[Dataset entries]
=-=-=
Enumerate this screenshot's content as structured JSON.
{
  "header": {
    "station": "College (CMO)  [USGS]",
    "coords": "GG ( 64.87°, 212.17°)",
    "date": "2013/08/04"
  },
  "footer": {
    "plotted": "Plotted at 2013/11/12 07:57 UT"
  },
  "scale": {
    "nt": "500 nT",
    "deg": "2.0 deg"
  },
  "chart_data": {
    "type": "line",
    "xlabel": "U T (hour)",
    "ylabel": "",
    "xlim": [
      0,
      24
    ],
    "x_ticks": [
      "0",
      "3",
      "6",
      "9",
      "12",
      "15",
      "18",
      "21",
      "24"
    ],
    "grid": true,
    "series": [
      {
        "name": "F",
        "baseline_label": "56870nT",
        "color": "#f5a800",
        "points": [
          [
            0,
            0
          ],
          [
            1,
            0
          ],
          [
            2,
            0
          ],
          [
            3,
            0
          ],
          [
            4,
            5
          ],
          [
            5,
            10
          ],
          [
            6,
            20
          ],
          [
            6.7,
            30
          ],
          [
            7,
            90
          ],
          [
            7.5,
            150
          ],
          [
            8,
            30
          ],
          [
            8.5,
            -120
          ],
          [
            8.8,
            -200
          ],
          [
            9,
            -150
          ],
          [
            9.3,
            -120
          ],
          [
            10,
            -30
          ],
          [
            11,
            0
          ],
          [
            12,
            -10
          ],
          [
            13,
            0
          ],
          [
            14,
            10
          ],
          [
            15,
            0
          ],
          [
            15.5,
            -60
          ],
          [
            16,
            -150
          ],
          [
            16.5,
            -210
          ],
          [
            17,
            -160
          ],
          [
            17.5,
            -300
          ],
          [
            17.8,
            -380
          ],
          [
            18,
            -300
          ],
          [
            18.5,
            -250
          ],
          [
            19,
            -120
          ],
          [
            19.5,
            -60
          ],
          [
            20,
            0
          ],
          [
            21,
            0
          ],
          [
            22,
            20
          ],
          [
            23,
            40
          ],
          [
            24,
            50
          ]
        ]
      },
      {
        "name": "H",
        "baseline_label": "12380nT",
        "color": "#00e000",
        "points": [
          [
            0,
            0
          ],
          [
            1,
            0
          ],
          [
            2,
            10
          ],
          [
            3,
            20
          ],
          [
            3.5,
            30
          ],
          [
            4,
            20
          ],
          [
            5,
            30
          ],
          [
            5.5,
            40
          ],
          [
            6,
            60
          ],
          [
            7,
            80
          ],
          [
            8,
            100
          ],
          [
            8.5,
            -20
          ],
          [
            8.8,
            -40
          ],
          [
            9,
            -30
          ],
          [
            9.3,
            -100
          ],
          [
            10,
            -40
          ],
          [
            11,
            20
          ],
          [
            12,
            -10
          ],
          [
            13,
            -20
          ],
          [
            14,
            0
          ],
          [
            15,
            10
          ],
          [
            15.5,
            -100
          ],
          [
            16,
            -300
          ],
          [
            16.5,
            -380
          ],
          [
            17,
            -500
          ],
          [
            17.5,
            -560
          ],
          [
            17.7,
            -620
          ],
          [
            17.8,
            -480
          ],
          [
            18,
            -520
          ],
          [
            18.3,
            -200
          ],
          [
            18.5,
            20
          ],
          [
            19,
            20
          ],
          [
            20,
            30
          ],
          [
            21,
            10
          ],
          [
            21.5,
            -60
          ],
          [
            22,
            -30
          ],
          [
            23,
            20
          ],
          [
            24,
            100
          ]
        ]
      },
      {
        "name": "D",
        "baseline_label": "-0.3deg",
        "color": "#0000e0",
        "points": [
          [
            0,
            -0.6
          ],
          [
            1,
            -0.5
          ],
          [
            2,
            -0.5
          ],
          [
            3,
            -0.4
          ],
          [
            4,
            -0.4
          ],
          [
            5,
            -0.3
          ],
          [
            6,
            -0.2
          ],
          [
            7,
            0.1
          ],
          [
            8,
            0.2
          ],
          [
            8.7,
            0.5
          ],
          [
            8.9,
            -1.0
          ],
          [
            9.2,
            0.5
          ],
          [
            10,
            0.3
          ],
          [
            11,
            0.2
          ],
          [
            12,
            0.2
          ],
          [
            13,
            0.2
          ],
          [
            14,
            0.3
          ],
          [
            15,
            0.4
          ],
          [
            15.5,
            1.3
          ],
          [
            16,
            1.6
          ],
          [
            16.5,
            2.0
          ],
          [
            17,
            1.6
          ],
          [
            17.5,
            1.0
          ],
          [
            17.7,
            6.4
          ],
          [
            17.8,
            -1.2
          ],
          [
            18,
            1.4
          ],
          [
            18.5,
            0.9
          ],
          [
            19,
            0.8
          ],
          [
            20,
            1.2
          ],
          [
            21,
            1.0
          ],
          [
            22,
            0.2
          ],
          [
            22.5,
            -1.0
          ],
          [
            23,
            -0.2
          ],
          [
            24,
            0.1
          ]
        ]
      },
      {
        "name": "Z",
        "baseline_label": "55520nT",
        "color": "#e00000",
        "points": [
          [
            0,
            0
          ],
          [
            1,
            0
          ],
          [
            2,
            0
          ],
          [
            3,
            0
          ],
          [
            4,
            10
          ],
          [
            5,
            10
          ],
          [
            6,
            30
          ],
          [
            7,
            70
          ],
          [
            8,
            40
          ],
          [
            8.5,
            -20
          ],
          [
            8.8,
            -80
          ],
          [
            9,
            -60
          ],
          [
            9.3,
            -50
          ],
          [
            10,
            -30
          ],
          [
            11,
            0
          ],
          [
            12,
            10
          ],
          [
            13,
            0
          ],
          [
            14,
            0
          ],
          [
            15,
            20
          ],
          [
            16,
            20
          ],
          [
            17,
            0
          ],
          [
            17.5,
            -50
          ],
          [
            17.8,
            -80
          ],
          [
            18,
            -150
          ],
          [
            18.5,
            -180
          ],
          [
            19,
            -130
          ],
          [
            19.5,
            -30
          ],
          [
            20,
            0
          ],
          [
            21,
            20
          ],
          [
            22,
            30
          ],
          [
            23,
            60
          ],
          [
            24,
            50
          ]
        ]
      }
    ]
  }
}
=-=-=
THE EXERCISE: Write out the entries above once more, without altering anything.

TASK ANSWER:
Enumerate this screenshot's content as structured JSON.
{
  "header": {
    "station": "College (CMO)  [USGS]",
    "coords": "GG ( 64.87°, 212.17°)",
    "date": "2013/08/04"
  },
  "footer": {
    "plotted": "Plotted at 2013/11/12 07:57 UT"
  },
  "scale": {
    "nt": "500 nT",
    "deg": "2.0 deg"
  },
  "chart_data": {
    "type": "line",
    "xlabel": "U T (hour)",
    "ylabel": "",
    "xlim": [
      0,
      24
    ],
    "x_ticks": [
      "0",
      "3",
      "6",
      "9",
      "12",
      "15",
      "18",
      "21",
      "24"
    ],
    "grid": true,
    "series": [
      {
        "name": "F",
        "baseline_label": "56870nT",
        "color": "#f5a800",
        "points": [
          [
            0,
            0
          ],
          [
            1,
            0
          ],
          [
            2,
            0
          ],
          [
            3,
            0
          ],
          [
            4,
            5
          ],
          [
            5,
            10
          ],
          [
            6,
            20
          ],
          [
            6.7,
            30
          ],
          [
            7,
            90
          ],
          [
            7.5,
            150
          ],
          [
            8,
            30
          ],
          [
            8.5,
            -120
          ],
          [
            8.8,
            -200
          ],
          [
            9,
            -150
          ],
          [
            9.3,
            -120
          ],
          [
            10,
            -30
          ],
          [
            11,
            0
          ],
          [
            12,
            -10
          ],
          [
            13,
            0
          ],
          [
            14,
            10
          ],
          [
            15,
            0
          ],
          [
            15.5,
            -60
          ],
          [
            16,
            -150
          ],
          [
            16.5,
            -210
          ],
          [
            17,
            -160
          ],
          [
            17.5,
            -300
          ],
          [
            17.8,
            -380
          ],
          [
            18,
            -300
          ],
          [
            18.5,
            -250
          ],
          [
            19,
            -120
          ],
          [
            19.5,
            -60
          ],
          [
            20,
            0
          ],
          [
            21,
            0
          ],
          [
            22,
            20
          ],
          [
            23,
            40
          ],
          [
            24,
            50
          ]
        ]
      },
      {
        "name": "H",
        "baseline_label": "12380nT",
        "color": "#00e000",
        "points": [
          [
            0,
            0
          ],
          [
            1,
            0
          ],
          [
            2,
            10
          ],
          [
            3,
            20
          ],
          [
            3.5,
            30
          ],
          [
            4,
            20
          ],
          [
            5,
            30
          ],
          [
            5.5,
            40
          ],
          [
            6,
            60
          ],
          [
            7,
            80
          ],
          [
            8,
            100
          ],
          [
            8.5,
            -20
          ],
          [
            8.8,
            -40
          ],
          [
            9,
            -30
          ],
          [
            9.3,
            -100
          ],
          [
            10,
            -40
          ],
          [
            11,
            20
          ],
          [
            12,
            -10
          ],
          [
            13,
            -20
          ],
          [
            14,
            0
          ],
          [
            15,
            10
          ],
          [
            15.5,
            -100
          ],
          [
            16,
            -300
          ],
          [
            16.5,
            -380
          ],
          [
            17,
            -500
          ],
          [
            17.5,
            -560
          ],
          [
            17.7,
            -620
          ],
          [
            17.8,
            -480
          ],
          [
            18,
            -520
          ],
          [
            18.3,
            -200
          ],
          [
            18.5,
            20
          ],
          [
            19,
            20
          ],
          [
            20,
            30
          ],
          [
            21,
            10
          ],
          [
            21.5,
            -60
          ],
          [
            22,
            -30
          ],
          [
            23,
            20
          ],
          [
            24,
            100
          ]
        ]
      },
      {
        "name": "D",
        "baseline_label": "-0.3deg",
        "color": "#0000e0",
        "points": [
          [
            0,
            -0.6
          ],
          [
            1,
            -0.5
          ],
          [
            2,
            -0.5
          ],
          [
            3,
            -0.4
          ],
          [
            4,
            -0.4
          ],
          [
            5,
            -0.3
          ],
          [
            6,
            -0.2
          ],
          [
            7,
            0.1
          ],
          [
            8,
            0.2
          ],
          [
            8.7,
            0.5
          ],
          [
            8.9,
            -1.0
          ],
          [
            9.2,
            0.5
          ],
          [
            10,
            0.3
          ],
          [
            11,
            0.2
          ],
          [
            12,
            0.2
          ],
          [
            13,
            0.2
          ],
          [
            14,
            0.3
          ],
          [
            15,
            0.4
          ],
          [
            15.5,
            1.3
          ],
          [
            16,
            1.6
          ],
          [
            16.5,
            2.0
          ],
          [
            17,
            1.6
          ],
          [
            17.5,
            1.0
          ],
          [
            17.7,
            6.4
          ],
          [
            17.8,
            -1.2
          ],
          [
            18,
            1.4
          ],
          [
            18.5,
            0.9
          ],
          [
            19,
            0.8
          ],
          [
            20,
            1.2
          ],
          [
            21,
            1.0
          ],
          [
            22,
            0.2
          ],
          [
            22.5,
            -1.0
          ],
          [
            23,
            -0.2
          ],
          [
            24,
            0.1
          ]
        ]
      },
      {
        "name": "Z",
        "baseline_label": "55520nT",
        "color": "#e00000",
        "points": [
          [
            0,
            0
          ],
          [
            1,
            0
          ],
          [
            2,
            0
          ],
          [
            3,
            0
          ],
          [
            4,
            10
          ],
          [
            5,
            10
          ],
          [
            6,
            30
          ],
          [
            7,
            70
          ],
          [
            8,
            40
          ],
          [
            8.5,
            -20
          ],
          [
            8.8,
            -80
          ],
          [
            9,
            -60
          ],
          [
            9.3,
            -50
          ],
          [
            10,
            -30
          ],
          [
            11,
            0
          ],
          [
            12,
            10
          ],
          [
            13,
            0
          ],
          [
            14,
            0
          ],
          [
            15,
            20
          ],
          [
            16,
            20
          ],
          [
            17,
            0
          ],
          [
            17.5,
            -50
          ],
          [
            17.8,
            -80
          ],
          [
            18,
            -150
          ],
          [
            18.5,
            -180
          ],
          [
            19,
            -130
          ],
          [
            19.5,
            -30
          ],
          [
            20,
            0
          ],
          [
            21,
            20
          ],
          [
            22,
            30
          ],
          [
            23,
            60
          ],
          [
            24,
            50
          ]
        ]
      }
    ]
  }
}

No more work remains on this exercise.